Work instructions
Where the word "autre" occurs in a line, return that line.
-.-.-
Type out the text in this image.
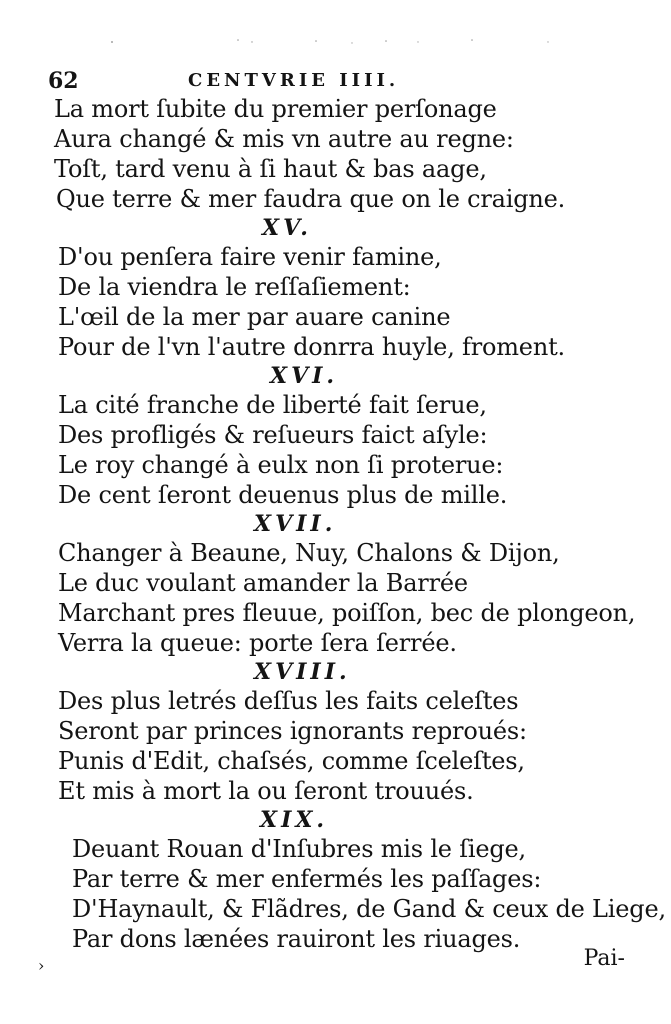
62	CENTVRIE IIII.
La mort ſubite du premier perſonage
Aura changé & mis vn autre au regne:
Toſt, tard venu à ſi haut & bas aage,
Que terre & mer faudra que on le craigne.
XV.
D'ou penſera faire venir famine,
De la viendra le reſſaſiement:
L'œil de la mer par auare canine
Pour de l'vn l'autre donrra huyle, froment.
XVI.
La cité franche de liberté fait ſerue,
Des profligés & reſueurs faict aſyle:
Le roy changé à eulx non ſi proterue:
De cent ſeront deuenus plus de mille.
XVII.
Changer à Beaune, Nuy, Chalons & Dijon,
Le duc voulant amander la Barrée
Marchant pres fleuue, poiſſon, bec de plongeon,
Verra la queue: porte ſera ſerrée.
XVIII.
Des plus letrés deſſus les faits celeſtes
Seront par princes ignorants reproués:
Punis d'Edit, chaſsés, comme ſceleſtes,
Et mis à mort la ou ſeront trouués.
XIX.
Deuant Rouan d'Inſubres mis le ſiege,
Par terre & mer enfermés les paſſages:
D'Haynault, & Flãdres, de Gand & ceux de Liege,
Par dons lænées rauiront les riuages.
›	Pai-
-.-.-
Answer
Aura changé & mis vn autre au regne:
Pour de l'vn l'autre donrra huyle, froment.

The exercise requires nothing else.